# TASK OBJECTIVE:
Transcribe the data in full and exactly, omitting any pictures.

Start of SOURCE DATA

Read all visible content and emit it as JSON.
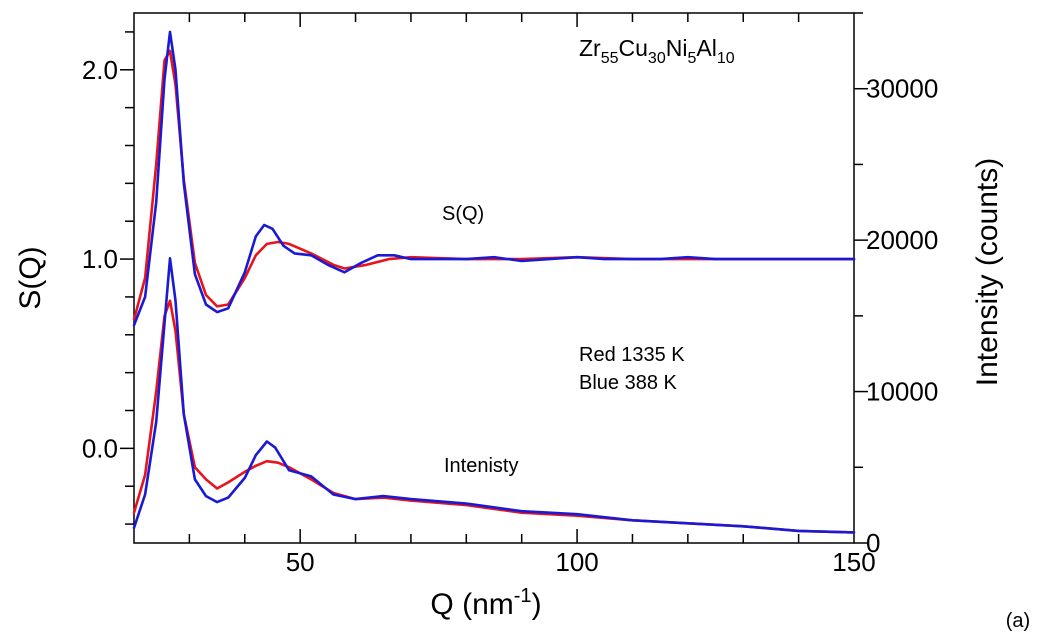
{
  "chart_data": {
    "type": "line",
    "title": "",
    "xlabel": {
      "base": "Q (nm",
      "sup": "-1",
      "end": ")"
    },
    "ylabel_left": "S(Q)",
    "ylabel_right": "Intensity (counts)",
    "xlim": [
      20,
      150
    ],
    "ylim_left": [
      -0.5,
      2.3
    ],
    "ylim_right": [
      0,
      35000
    ],
    "x_ticks": [
      50,
      100,
      150
    ],
    "x_tick_labels": [
      "50",
      "100",
      "150"
    ],
    "y_left_ticks": [
      0.0,
      1.0,
      2.0
    ],
    "y_left_tick_labels": [
      "0.0",
      "1.0",
      "2.0"
    ],
    "y_right_ticks": [
      0,
      10000,
      20000,
      30000
    ],
    "y_right_tick_labels": [
      "0",
      "10000",
      "20000",
      "30000"
    ],
    "grid": false,
    "panel_label": "(a)",
    "annotations": {
      "composition": {
        "parts": [
          {
            "t": "Zr",
            "sub": false
          },
          {
            "t": "55",
            "sub": true
          },
          {
            "t": "Cu",
            "sub": false
          },
          {
            "t": "30",
            "sub": true
          },
          {
            "t": "Ni",
            "sub": false
          },
          {
            "t": "5",
            "sub": true
          },
          {
            "t": "Al",
            "sub": false
          },
          {
            "t": "10",
            "sub": true
          }
        ]
      },
      "sq_label": "S(Q)",
      "intensity_label": "Intenisty",
      "legend_red": "Red 1335 K",
      "legend_blue": "Blue 388 K"
    },
    "series": [
      {
        "axis": "left",
        "color": "#e8141c",
        "x": [
          20,
          22,
          24,
          25.5,
          26.5,
          27.5,
          29,
          31,
          33,
          35,
          37,
          40,
          42,
          44,
          46,
          48,
          52,
          56,
          58,
          62,
          66,
          70,
          80,
          90,
          100,
          110,
          120,
          130,
          140,
          150
        ],
        "y": [
          0.68,
          0.9,
          1.5,
          2.05,
          2.1,
          1.92,
          1.42,
          0.98,
          0.81,
          0.75,
          0.76,
          0.9,
          1.02,
          1.08,
          1.09,
          1.08,
          1.03,
          0.97,
          0.95,
          0.97,
          1.0,
          1.01,
          1.0,
          1.0,
          1.01,
          1.0,
          1.0,
          1.0,
          1.0,
          1.0
        ]
      },
      {
        "axis": "left",
        "color": "#1a1ad4",
        "x": [
          20,
          22,
          24,
          25.5,
          26.5,
          27.5,
          29,
          31,
          33,
          35,
          37,
          40,
          42,
          43.5,
          45,
          47,
          49,
          52,
          55,
          58,
          61,
          64,
          67,
          70,
          75,
          80,
          85,
          90,
          95,
          100,
          105,
          110,
          115,
          120,
          125,
          130,
          140,
          150
        ],
        "y": [
          0.65,
          0.8,
          1.3,
          1.95,
          2.2,
          2.0,
          1.4,
          0.92,
          0.76,
          0.72,
          0.74,
          0.93,
          1.12,
          1.18,
          1.16,
          1.07,
          1.03,
          1.02,
          0.97,
          0.93,
          0.98,
          1.02,
          1.02,
          1.0,
          1.0,
          1.0,
          1.01,
          0.99,
          1.0,
          1.01,
          1.0,
          1.0,
          1.0,
          1.01,
          1.0,
          1.0,
          1.0,
          1.0
        ]
      },
      {
        "axis": "right",
        "color": "#e8141c",
        "x": [
          20,
          22,
          24,
          25.5,
          26.5,
          27.5,
          29,
          31,
          33,
          35,
          37,
          40,
          42,
          44,
          46,
          48,
          52,
          56,
          60,
          65,
          70,
          80,
          90,
          100,
          110,
          120,
          130,
          140,
          150
        ],
        "y": [
          2000,
          4500,
          10000,
          15000,
          16000,
          14000,
          8500,
          5000,
          4200,
          3600,
          4000,
          4700,
          5100,
          5400,
          5300,
          5000,
          4200,
          3300,
          2900,
          3000,
          2800,
          2500,
          2000,
          1800,
          1500,
          1300,
          1100,
          800,
          700
        ]
      },
      {
        "axis": "right",
        "color": "#1a1ad4",
        "x": [
          20,
          22,
          24,
          25.5,
          26.5,
          27.5,
          29,
          31,
          33,
          35,
          37,
          40,
          42,
          44,
          45.5,
          48,
          52,
          56,
          60,
          65,
          70,
          80,
          90,
          100,
          110,
          120,
          130,
          140,
          150
        ],
        "y": [
          1000,
          3200,
          8000,
          14500,
          18800,
          16000,
          8500,
          4200,
          3100,
          2700,
          3000,
          4300,
          5800,
          6700,
          6300,
          4800,
          4400,
          3200,
          2900,
          3100,
          2900,
          2600,
          2100,
          1900,
          1500,
          1300,
          1100,
          800,
          700
        ]
      }
    ]
  }
}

End of SOURCE DATA

# TASK OUTPUT:
Read all visible content and emit it as JSON.
{
  "chart_data": {
    "type": "line",
    "title": "",
    "xlabel": {
      "base": "Q (nm",
      "sup": "-1",
      "end": ")"
    },
    "ylabel_left": "S(Q)",
    "ylabel_right": "Intensity (counts)",
    "xlim": [
      20,
      150
    ],
    "ylim_left": [
      -0.5,
      2.3
    ],
    "ylim_right": [
      0,
      35000
    ],
    "x_ticks": [
      50,
      100,
      150
    ],
    "x_tick_labels": [
      "50",
      "100",
      "150"
    ],
    "y_left_ticks": [
      0.0,
      1.0,
      2.0
    ],
    "y_left_tick_labels": [
      "0.0",
      "1.0",
      "2.0"
    ],
    "y_right_ticks": [
      0,
      10000,
      20000,
      30000
    ],
    "y_right_tick_labels": [
      "0",
      "10000",
      "20000",
      "30000"
    ],
    "grid": false,
    "panel_label": "(a)",
    "annotations": {
      "composition": {
        "parts": [
          {
            "t": "Zr",
            "sub": false
          },
          {
            "t": "55",
            "sub": true
          },
          {
            "t": "Cu",
            "sub": false
          },
          {
            "t": "30",
            "sub": true
          },
          {
            "t": "Ni",
            "sub": false
          },
          {
            "t": "5",
            "sub": true
          },
          {
            "t": "Al",
            "sub": false
          },
          {
            "t": "10",
            "sub": true
          }
        ]
      },
      "sq_label": "S(Q)",
      "intensity_label": "Intenisty",
      "legend_red": "Red 1335 K",
      "legend_blue": "Blue 388 K"
    },
    "series": [
      {
        "axis": "left",
        "color": "#e8141c",
        "x": [
          20,
          22,
          24,
          25.5,
          26.5,
          27.5,
          29,
          31,
          33,
          35,
          37,
          40,
          42,
          44,
          46,
          48,
          52,
          56,
          58,
          62,
          66,
          70,
          80,
          90,
          100,
          110,
          120,
          130,
          140,
          150
        ],
        "y": [
          0.68,
          0.9,
          1.5,
          2.05,
          2.1,
          1.92,
          1.42,
          0.98,
          0.81,
          0.75,
          0.76,
          0.9,
          1.02,
          1.08,
          1.09,
          1.08,
          1.03,
          0.97,
          0.95,
          0.97,
          1.0,
          1.01,
          1.0,
          1.0,
          1.01,
          1.0,
          1.0,
          1.0,
          1.0,
          1.0
        ]
      },
      {
        "axis": "left",
        "color": "#1a1ad4",
        "x": [
          20,
          22,
          24,
          25.5,
          26.5,
          27.5,
          29,
          31,
          33,
          35,
          37,
          40,
          42,
          43.5,
          45,
          47,
          49,
          52,
          55,
          58,
          61,
          64,
          67,
          70,
          75,
          80,
          85,
          90,
          95,
          100,
          105,
          110,
          115,
          120,
          125,
          130,
          140,
          150
        ],
        "y": [
          0.65,
          0.8,
          1.3,
          1.95,
          2.2,
          2.0,
          1.4,
          0.92,
          0.76,
          0.72,
          0.74,
          0.93,
          1.12,
          1.18,
          1.16,
          1.07,
          1.03,
          1.02,
          0.97,
          0.93,
          0.98,
          1.02,
          1.02,
          1.0,
          1.0,
          1.0,
          1.01,
          0.99,
          1.0,
          1.01,
          1.0,
          1.0,
          1.0,
          1.01,
          1.0,
          1.0,
          1.0,
          1.0
        ]
      },
      {
        "axis": "right",
        "color": "#e8141c",
        "x": [
          20,
          22,
          24,
          25.5,
          26.5,
          27.5,
          29,
          31,
          33,
          35,
          37,
          40,
          42,
          44,
          46,
          48,
          52,
          56,
          60,
          65,
          70,
          80,
          90,
          100,
          110,
          120,
          130,
          140,
          150
        ],
        "y": [
          2000,
          4500,
          10000,
          15000,
          16000,
          14000,
          8500,
          5000,
          4200,
          3600,
          4000,
          4700,
          5100,
          5400,
          5300,
          5000,
          4200,
          3300,
          2900,
          3000,
          2800,
          2500,
          2000,
          1800,
          1500,
          1300,
          1100,
          800,
          700
        ]
      },
      {
        "axis": "right",
        "color": "#1a1ad4",
        "x": [
          20,
          22,
          24,
          25.5,
          26.5,
          27.5,
          29,
          31,
          33,
          35,
          37,
          40,
          42,
          44,
          45.5,
          48,
          52,
          56,
          60,
          65,
          70,
          80,
          90,
          100,
          110,
          120,
          130,
          140,
          150
        ],
        "y": [
          1000,
          3200,
          8000,
          14500,
          18800,
          16000,
          8500,
          4200,
          3100,
          2700,
          3000,
          4300,
          5800,
          6700,
          6300,
          4800,
          4400,
          3200,
          2900,
          3100,
          2900,
          2600,
          2100,
          1900,
          1500,
          1300,
          1100,
          800,
          700
        ]
      }
    ]
  }
}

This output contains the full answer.